● **Required task**: Repeat the whole listing exactly as written.

•••••

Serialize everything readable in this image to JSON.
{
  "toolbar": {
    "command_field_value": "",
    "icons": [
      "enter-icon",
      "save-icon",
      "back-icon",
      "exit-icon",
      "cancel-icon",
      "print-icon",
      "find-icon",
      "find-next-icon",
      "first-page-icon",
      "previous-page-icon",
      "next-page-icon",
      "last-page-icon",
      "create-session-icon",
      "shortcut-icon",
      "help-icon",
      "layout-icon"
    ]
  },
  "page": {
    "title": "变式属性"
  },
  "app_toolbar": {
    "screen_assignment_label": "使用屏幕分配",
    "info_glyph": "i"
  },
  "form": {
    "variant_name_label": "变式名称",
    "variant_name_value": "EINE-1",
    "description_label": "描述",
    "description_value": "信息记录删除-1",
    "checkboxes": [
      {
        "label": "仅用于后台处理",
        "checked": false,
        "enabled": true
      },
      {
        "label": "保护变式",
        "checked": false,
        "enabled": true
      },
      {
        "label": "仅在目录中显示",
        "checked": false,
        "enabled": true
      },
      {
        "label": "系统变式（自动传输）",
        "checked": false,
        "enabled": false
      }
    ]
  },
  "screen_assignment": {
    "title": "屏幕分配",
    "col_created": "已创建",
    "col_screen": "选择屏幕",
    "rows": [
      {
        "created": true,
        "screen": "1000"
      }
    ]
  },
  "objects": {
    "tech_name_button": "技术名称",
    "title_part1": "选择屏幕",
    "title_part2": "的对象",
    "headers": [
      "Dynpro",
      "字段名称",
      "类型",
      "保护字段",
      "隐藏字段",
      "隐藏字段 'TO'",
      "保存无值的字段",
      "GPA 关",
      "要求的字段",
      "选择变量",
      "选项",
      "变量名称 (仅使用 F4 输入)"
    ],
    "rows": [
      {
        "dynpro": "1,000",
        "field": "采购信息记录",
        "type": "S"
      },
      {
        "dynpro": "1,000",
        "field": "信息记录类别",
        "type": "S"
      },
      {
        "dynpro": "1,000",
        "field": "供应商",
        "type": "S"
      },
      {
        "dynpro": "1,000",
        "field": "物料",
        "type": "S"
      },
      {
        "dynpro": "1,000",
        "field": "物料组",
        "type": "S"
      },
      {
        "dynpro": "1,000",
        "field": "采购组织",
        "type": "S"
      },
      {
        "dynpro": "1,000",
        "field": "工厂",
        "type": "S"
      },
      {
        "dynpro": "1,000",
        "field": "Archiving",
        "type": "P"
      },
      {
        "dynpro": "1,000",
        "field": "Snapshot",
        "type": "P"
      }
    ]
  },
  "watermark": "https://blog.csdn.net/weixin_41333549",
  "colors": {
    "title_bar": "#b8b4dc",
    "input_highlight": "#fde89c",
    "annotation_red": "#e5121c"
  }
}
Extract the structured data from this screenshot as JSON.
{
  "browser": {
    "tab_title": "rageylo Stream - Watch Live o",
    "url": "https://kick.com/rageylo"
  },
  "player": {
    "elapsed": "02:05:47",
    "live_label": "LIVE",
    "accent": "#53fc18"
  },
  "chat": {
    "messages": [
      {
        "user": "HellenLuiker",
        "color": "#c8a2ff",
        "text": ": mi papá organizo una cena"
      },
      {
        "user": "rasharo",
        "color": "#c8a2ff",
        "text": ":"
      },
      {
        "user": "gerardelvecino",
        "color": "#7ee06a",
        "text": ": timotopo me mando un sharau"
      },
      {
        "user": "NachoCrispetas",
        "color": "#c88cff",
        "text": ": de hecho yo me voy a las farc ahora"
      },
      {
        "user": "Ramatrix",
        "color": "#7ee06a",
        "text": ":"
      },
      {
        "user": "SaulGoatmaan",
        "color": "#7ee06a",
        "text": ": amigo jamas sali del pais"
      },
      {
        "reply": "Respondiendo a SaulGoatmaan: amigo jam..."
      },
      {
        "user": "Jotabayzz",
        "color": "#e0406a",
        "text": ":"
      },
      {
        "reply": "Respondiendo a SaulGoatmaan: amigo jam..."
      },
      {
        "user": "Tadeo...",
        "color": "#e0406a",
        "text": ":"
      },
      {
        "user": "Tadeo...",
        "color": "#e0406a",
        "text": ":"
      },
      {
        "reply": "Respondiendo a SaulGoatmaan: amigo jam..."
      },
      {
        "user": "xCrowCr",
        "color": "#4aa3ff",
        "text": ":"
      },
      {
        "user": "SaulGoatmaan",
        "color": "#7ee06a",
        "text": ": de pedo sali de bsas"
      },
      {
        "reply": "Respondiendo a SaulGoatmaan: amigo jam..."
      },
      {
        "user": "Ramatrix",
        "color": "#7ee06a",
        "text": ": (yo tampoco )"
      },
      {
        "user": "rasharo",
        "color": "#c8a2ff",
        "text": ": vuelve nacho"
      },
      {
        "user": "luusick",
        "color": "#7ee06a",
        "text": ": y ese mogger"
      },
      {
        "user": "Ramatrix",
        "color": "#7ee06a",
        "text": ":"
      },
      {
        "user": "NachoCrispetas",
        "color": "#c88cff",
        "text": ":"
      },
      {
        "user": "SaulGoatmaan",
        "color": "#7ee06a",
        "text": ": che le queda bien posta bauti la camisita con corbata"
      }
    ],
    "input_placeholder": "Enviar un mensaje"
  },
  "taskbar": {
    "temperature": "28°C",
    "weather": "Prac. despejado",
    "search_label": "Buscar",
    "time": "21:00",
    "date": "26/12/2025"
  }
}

•••••

● **The completed task**:
Serialize everything readable in this image to JSON.
{
  "toolbar": {
    "command_field_value": "",
    "icons": [
      "enter-icon",
      "save-icon",
      "back-icon",
      "exit-icon",
      "cancel-icon",
      "print-icon",
      "find-icon",
      "find-next-icon",
      "first-page-icon",
      "previous-page-icon",
      "next-page-icon",
      "last-page-icon",
      "create-session-icon",
      "shortcut-icon",
      "help-icon",
      "layout-icon"
    ]
  },
  "page": {
    "title": "变式属性"
  },
  "app_toolbar": {
    "screen_assignment_label": "使用屏幕分配",
    "info_glyph": "i"
  },
  "form": {
    "variant_name_label": "变式名称",
    "variant_name_value": "EINE-1",
    "description_label": "描述",
    "description_value": "信息记录删除-1",
    "checkboxes": [
      {
        "label": "仅用于后台处理",
        "checked": false,
        "enabled": true
      },
      {
        "label": "保护变式",
        "checked": false,
        "enabled": true
      },
      {
        "label": "仅在目录中显示",
        "checked": false,
        "enabled": true
      },
      {
        "label": "系统变式（自动传输）",
        "checked": false,
        "enabled": false
      }
    ]
  },
  "screen_assignment": {
    "title": "屏幕分配",
    "col_created": "已创建",
    "col_screen": "选择屏幕",
    "rows": [
      {
        "created": true,
        "screen": "1000"
      }
    ]
  },
  "objects": {
    "tech_name_button": "技术名称",
    "title_part1": "选择屏幕",
    "title_part2": "的对象",
    "headers": [
      "Dynpro",
      "字段名称",
      "类型",
      "保护字段",
      "隐藏字段",
      "隐藏字段 'TO'",
      "保存无值的字段",
      "GPA 关",
      "要求的字段",
      "选择变量",
      "选项",
      "变量名称 (仅使用 F4 输入)"
    ],
    "rows": [
      {
        "dynpro": "1,000",
        "field": "采购信息记录",
        "type": "S"
      },
      {
        "dynpro": "1,000",
        "field": "信息记录类别",
        "type": "S"
      },
      {
        "dynpro": "1,000",
        "field": "供应商",
        "type": "S"
      },
      {
        "dynpro": "1,000",
        "field": "物料",
        "type": "S"
      },
      {
        "dynpro": "1,000",
        "field": "物料组",
        "type": "S"
      },
      {
        "dynpro": "1,000",
        "field": "采购组织",
        "type": "S"
      },
      {
        "dynpro": "1,000",
        "field": "工厂",
        "type": "S"
      },
      {
        "dynpro": "1,000",
        "field": "Archiving",
        "type": "P"
      },
      {
        "dynpro": "1,000",
        "field": "Snapshot",
        "type": "P"
      }
    ]
  },
  "watermark": "https://blog.csdn.net/weixin_41333549",
  "colors": {
    "title_bar": "#b8b4dc",
    "input_highlight": "#fde89c",
    "annotation_red": "#e5121c"
  }
}
Extract the structured data from this screenshot as JSON.
{
  "browser": {
    "tab_title": "rageylo Stream - Watch Live o",
    "url": "https://kick.com/rageylo"
  },
  "player": {
    "elapsed": "02:05:47",
    "live_label": "LIVE",
    "accent": "#53fc18"
  },
  "chat": {
    "messages": [
      {
        "user": "HellenLuiker",
        "color": "#c8a2ff",
        "text": ": mi papá organizo una cena"
      },
      {
        "user": "rasharo",
        "color": "#c8a2ff",
        "text": ":"
      },
      {
        "user": "gerardelvecino",
        "color": "#7ee06a",
        "text": ": timotopo me mando un sharau"
      },
      {
        "user": "NachoCrispetas",
        "color": "#c88cff",
        "text": ": de hecho yo me voy a las farc ahora"
      },
      {
        "user": "Ramatrix",
        "color": "#7ee06a",
        "text": ":"
      },
      {
        "user": "SaulGoatmaan",
        "color": "#7ee06a",
        "text": ": amigo jamas sali del pais"
      },
      {
        "reply": "Respondiendo a SaulGoatmaan: amigo jam..."
      },
      {
        "user": "Jotabayzz",
        "color": "#e0406a",
        "text": ":"
      },
      {
        "reply": "Respondiendo a SaulGoatmaan: amigo jam..."
      },
      {
        "user": "Tadeo...",
        "color": "#e0406a",
        "text": ":"
      },
      {
        "user": "Tadeo...",
        "color": "#e0406a",
        "text": ":"
      },
      {
        "reply": "Respondiendo a SaulGoatmaan: amigo jam..."
      },
      {
        "user": "xCrowCr",
        "color": "#4aa3ff",
        "text": ":"
      },
      {
        "user": "SaulGoatmaan",
        "color": "#7ee06a",
        "text": ": de pedo sali de bsas"
      },
      {
        "reply": "Respondiendo a SaulGoatmaan: amigo jam..."
      },
      {
        "user": "Ramatrix",
        "color": "#7ee06a",
        "text": ": (yo tampoco )"
      },
      {
        "user": "rasharo",
        "color": "#c8a2ff",
        "text": ": vuelve nacho"
      },
      {
        "user": "luusick",
        "color": "#7ee06a",
        "text": ": y ese mogger"
      },
      {
        "user": "Ramatrix",
        "color": "#7ee06a",
        "text": ":"
      },
      {
        "user": "NachoCrispetas",
        "color": "#c88cff",
        "text": ":"
      },
      {
        "user": "SaulGoatmaan",
        "color": "#7ee06a",
        "text": ": che le queda bien posta bauti la camisita con corbata"
      }
    ],
    "input_placeholder": "Enviar un mensaje"
  },
  "taskbar": {
    "temperature": "28°C",
    "weather": "Prac. despejado",
    "search_label": "Buscar",
    "time": "21:00",
    "date": "26/12/2025"
  }
}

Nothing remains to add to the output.